>>
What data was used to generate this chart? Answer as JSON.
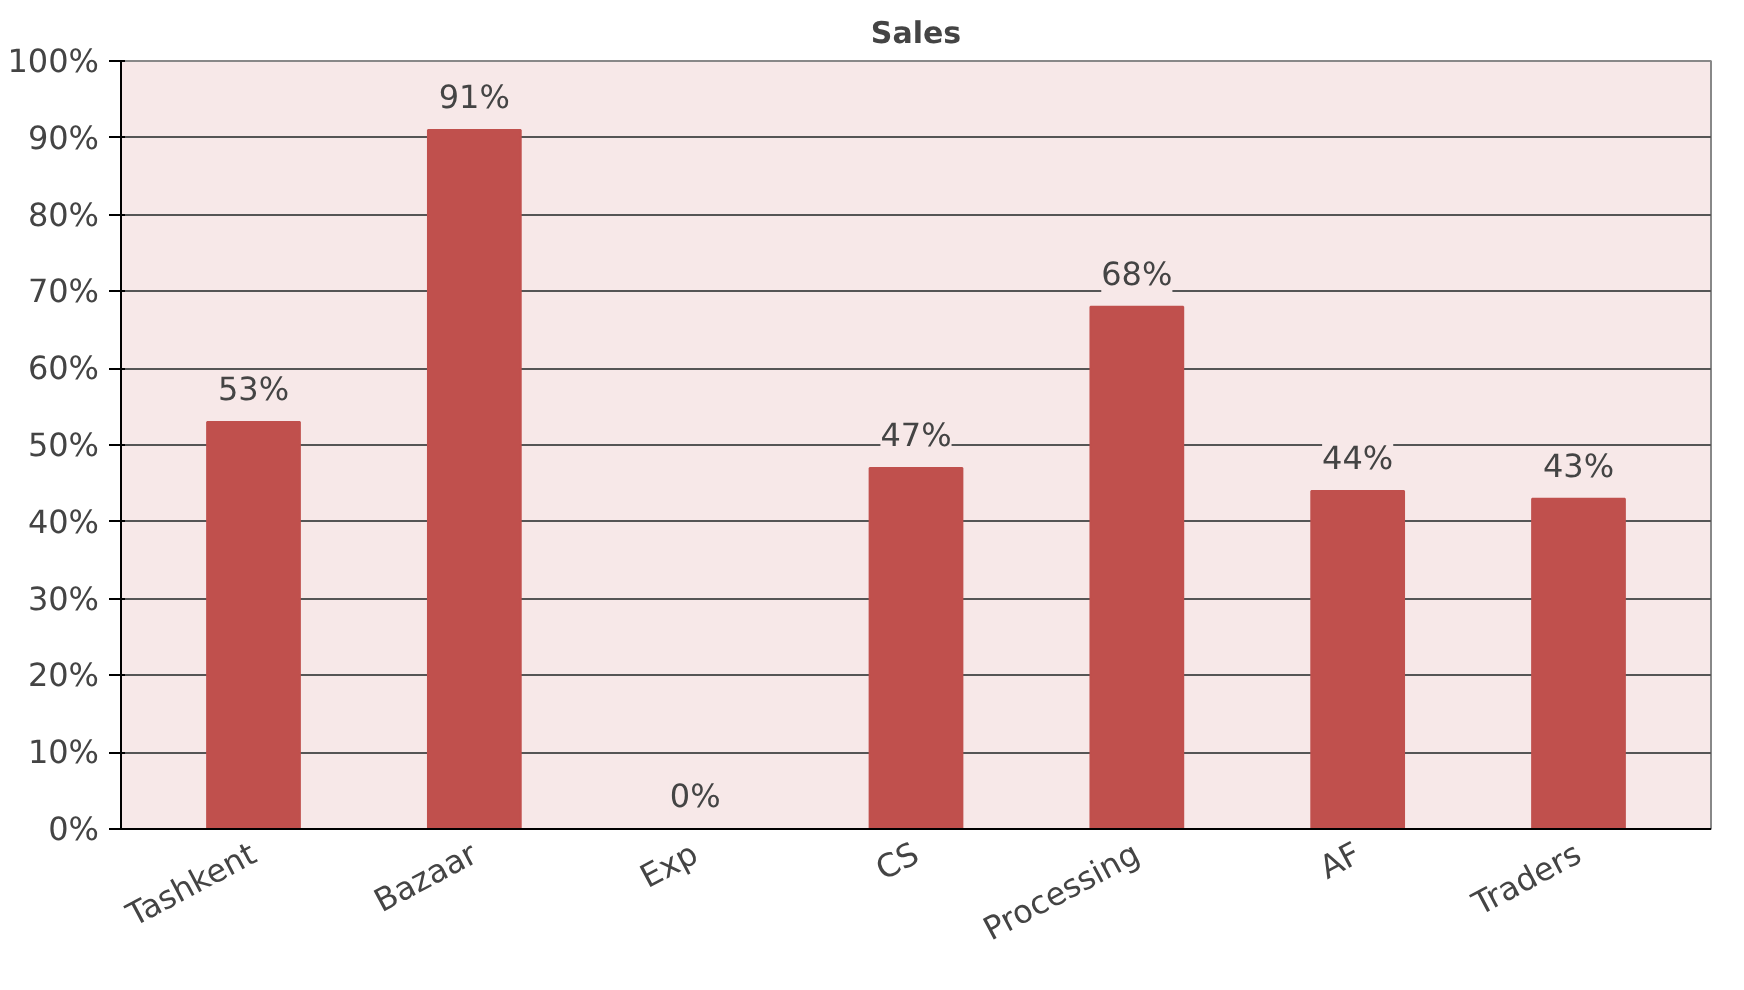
{
  "chart_data": {
    "type": "bar",
    "title": "Sales",
    "categories": [
      "Tashkent",
      "Bazaar",
      "Exp",
      "CS",
      "Processing",
      "AF",
      "Traders"
    ],
    "values": [
      53,
      91,
      0,
      47,
      68,
      44,
      43
    ],
    "value_labels": [
      "53%",
      "91%",
      "0%",
      "47%",
      "68%",
      "44%",
      "43%"
    ],
    "color": "#c0504d",
    "ylim": [
      0,
      100
    ],
    "yticks": [
      {
        "value": 0,
        "label": "0%"
      },
      {
        "value": 10,
        "label": "10%"
      },
      {
        "value": 20,
        "label": "20%"
      },
      {
        "value": 30,
        "label": "30%"
      },
      {
        "value": 40,
        "label": "40%"
      },
      {
        "value": 50,
        "label": "50%"
      },
      {
        "value": 60,
        "label": "60%"
      },
      {
        "value": 70,
        "label": "70%"
      },
      {
        "value": 80,
        "label": "80%"
      },
      {
        "value": 90,
        "label": "90%"
      },
      {
        "value": 100,
        "label": "100%"
      }
    ],
    "grid": "y"
  }
}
<<
> **Given task**
Repeat the records above verbatim, with no pictures in the result.

> **Task result**
What data was used to generate this chart? Answer as JSON.
{
  "chart_data": {
    "type": "bar",
    "title": "Sales",
    "categories": [
      "Tashkent",
      "Bazaar",
      "Exp",
      "CS",
      "Processing",
      "AF",
      "Traders"
    ],
    "values": [
      53,
      91,
      0,
      47,
      68,
      44,
      43
    ],
    "value_labels": [
      "53%",
      "91%",
      "0%",
      "47%",
      "68%",
      "44%",
      "43%"
    ],
    "color": "#c0504d",
    "ylim": [
      0,
      100
    ],
    "yticks": [
      {
        "value": 0,
        "label": "0%"
      },
      {
        "value": 10,
        "label": "10%"
      },
      {
        "value": 20,
        "label": "20%"
      },
      {
        "value": 30,
        "label": "30%"
      },
      {
        "value": 40,
        "label": "40%"
      },
      {
        "value": 50,
        "label": "50%"
      },
      {
        "value": 60,
        "label": "60%"
      },
      {
        "value": 70,
        "label": "70%"
      },
      {
        "value": 80,
        "label": "80%"
      },
      {
        "value": 90,
        "label": "90%"
      },
      {
        "value": 100,
        "label": "100%"
      }
    ],
    "grid": "y"
  }
}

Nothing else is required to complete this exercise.